To be done –
Repeat what the lines below say, word for word, and skip every image.

## start

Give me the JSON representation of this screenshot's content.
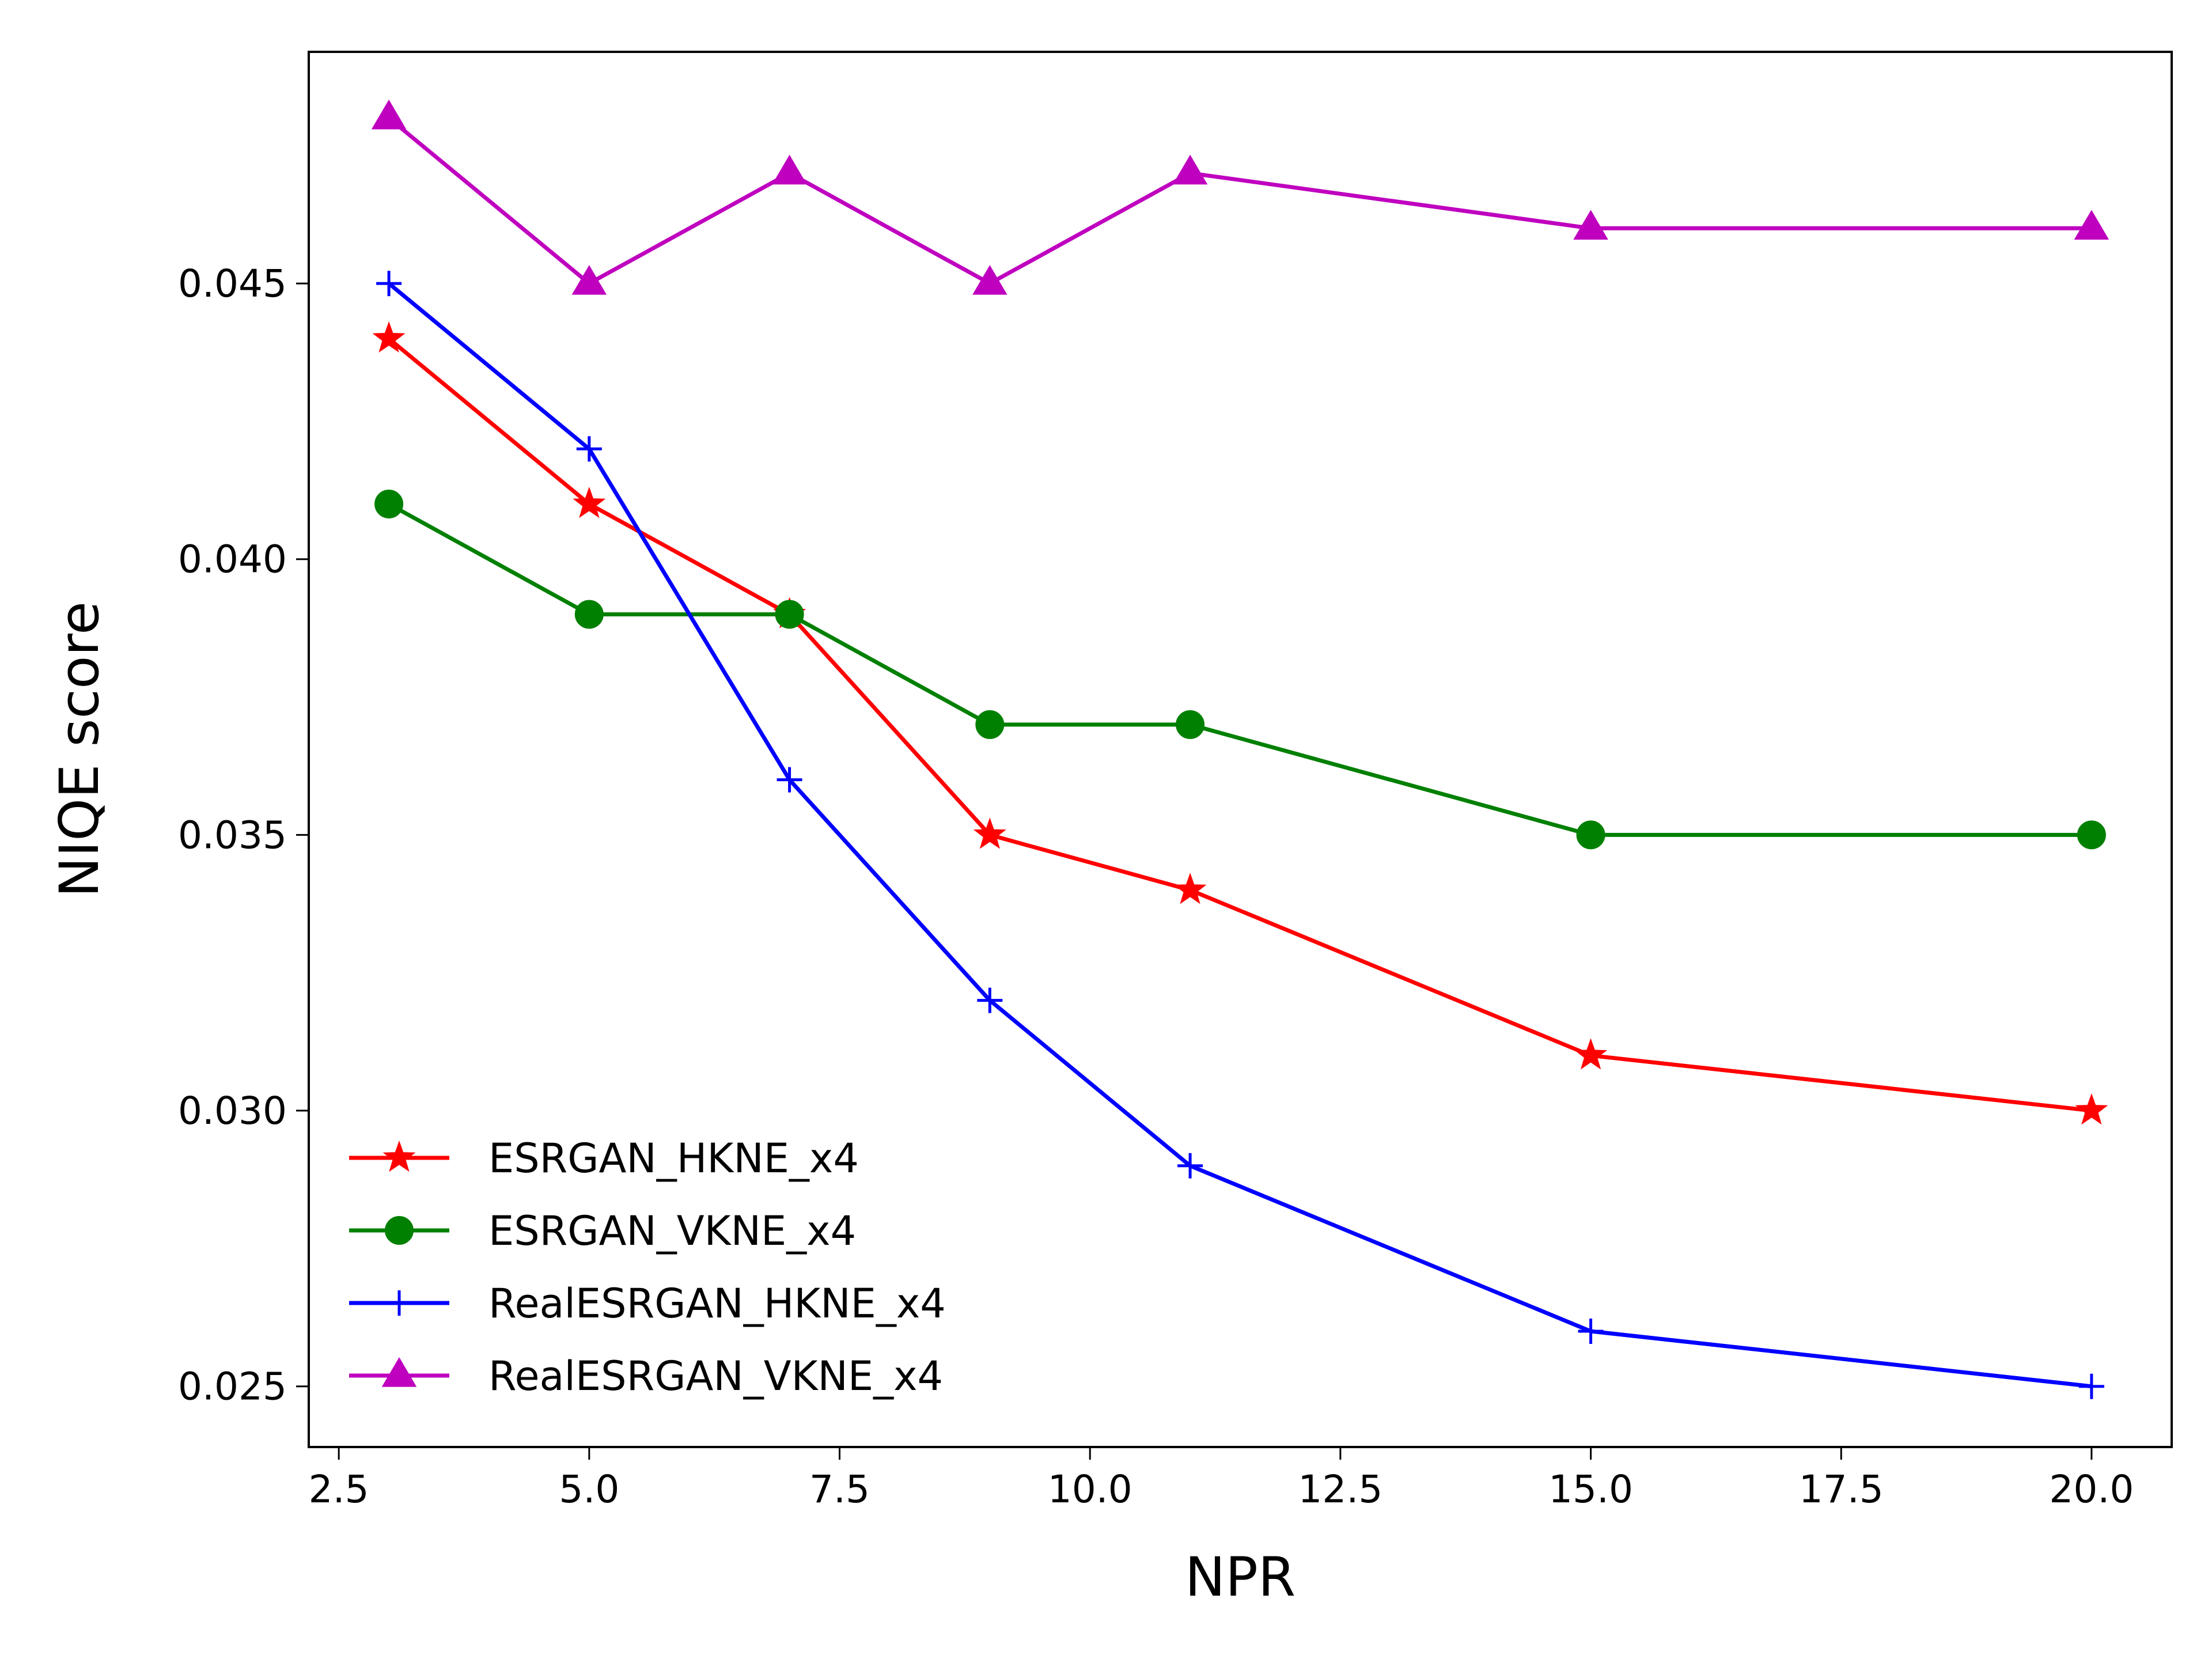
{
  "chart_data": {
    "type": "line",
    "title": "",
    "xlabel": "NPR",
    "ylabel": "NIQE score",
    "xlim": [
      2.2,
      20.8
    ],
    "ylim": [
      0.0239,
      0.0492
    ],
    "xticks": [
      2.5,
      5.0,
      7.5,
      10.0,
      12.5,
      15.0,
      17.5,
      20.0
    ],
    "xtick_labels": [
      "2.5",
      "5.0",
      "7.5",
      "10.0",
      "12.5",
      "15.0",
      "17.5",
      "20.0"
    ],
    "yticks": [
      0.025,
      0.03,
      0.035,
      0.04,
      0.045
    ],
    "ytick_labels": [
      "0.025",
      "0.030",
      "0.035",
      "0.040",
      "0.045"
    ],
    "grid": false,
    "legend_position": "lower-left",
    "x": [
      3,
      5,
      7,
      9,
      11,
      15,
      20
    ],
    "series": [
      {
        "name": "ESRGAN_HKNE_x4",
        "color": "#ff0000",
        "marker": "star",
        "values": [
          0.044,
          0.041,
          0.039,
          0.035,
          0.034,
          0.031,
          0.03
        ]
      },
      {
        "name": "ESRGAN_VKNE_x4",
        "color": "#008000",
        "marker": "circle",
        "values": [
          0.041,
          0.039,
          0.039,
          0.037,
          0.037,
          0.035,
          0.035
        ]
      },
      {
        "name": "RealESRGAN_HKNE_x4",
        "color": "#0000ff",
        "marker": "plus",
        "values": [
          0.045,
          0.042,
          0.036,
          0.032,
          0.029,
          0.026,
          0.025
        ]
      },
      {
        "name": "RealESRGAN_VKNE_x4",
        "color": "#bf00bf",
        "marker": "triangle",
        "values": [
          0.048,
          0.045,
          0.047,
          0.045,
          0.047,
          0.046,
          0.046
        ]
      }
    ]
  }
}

## end

Task result –
Give me the JSON representation of this screenshot's content.
{
  "chart_data": {
    "type": "line",
    "title": "",
    "xlabel": "NPR",
    "ylabel": "NIQE score",
    "xlim": [
      2.2,
      20.8
    ],
    "ylim": [
      0.0239,
      0.0492
    ],
    "xticks": [
      2.5,
      5.0,
      7.5,
      10.0,
      12.5,
      15.0,
      17.5,
      20.0
    ],
    "xtick_labels": [
      "2.5",
      "5.0",
      "7.5",
      "10.0",
      "12.5",
      "15.0",
      "17.5",
      "20.0"
    ],
    "yticks": [
      0.025,
      0.03,
      0.035,
      0.04,
      0.045
    ],
    "ytick_labels": [
      "0.025",
      "0.030",
      "0.035",
      "0.040",
      "0.045"
    ],
    "grid": false,
    "legend_position": "lower-left",
    "x": [
      3,
      5,
      7,
      9,
      11,
      15,
      20
    ],
    "series": [
      {
        "name": "ESRGAN_HKNE_x4",
        "color": "#ff0000",
        "marker": "star",
        "values": [
          0.044,
          0.041,
          0.039,
          0.035,
          0.034,
          0.031,
          0.03
        ]
      },
      {
        "name": "ESRGAN_VKNE_x4",
        "color": "#008000",
        "marker": "circle",
        "values": [
          0.041,
          0.039,
          0.039,
          0.037,
          0.037,
          0.035,
          0.035
        ]
      },
      {
        "name": "RealESRGAN_HKNE_x4",
        "color": "#0000ff",
        "marker": "plus",
        "values": [
          0.045,
          0.042,
          0.036,
          0.032,
          0.029,
          0.026,
          0.025
        ]
      },
      {
        "name": "RealESRGAN_VKNE_x4",
        "color": "#bf00bf",
        "marker": "triangle",
        "values": [
          0.048,
          0.045,
          0.047,
          0.045,
          0.047,
          0.046,
          0.046
        ]
      }
    ]
  }
}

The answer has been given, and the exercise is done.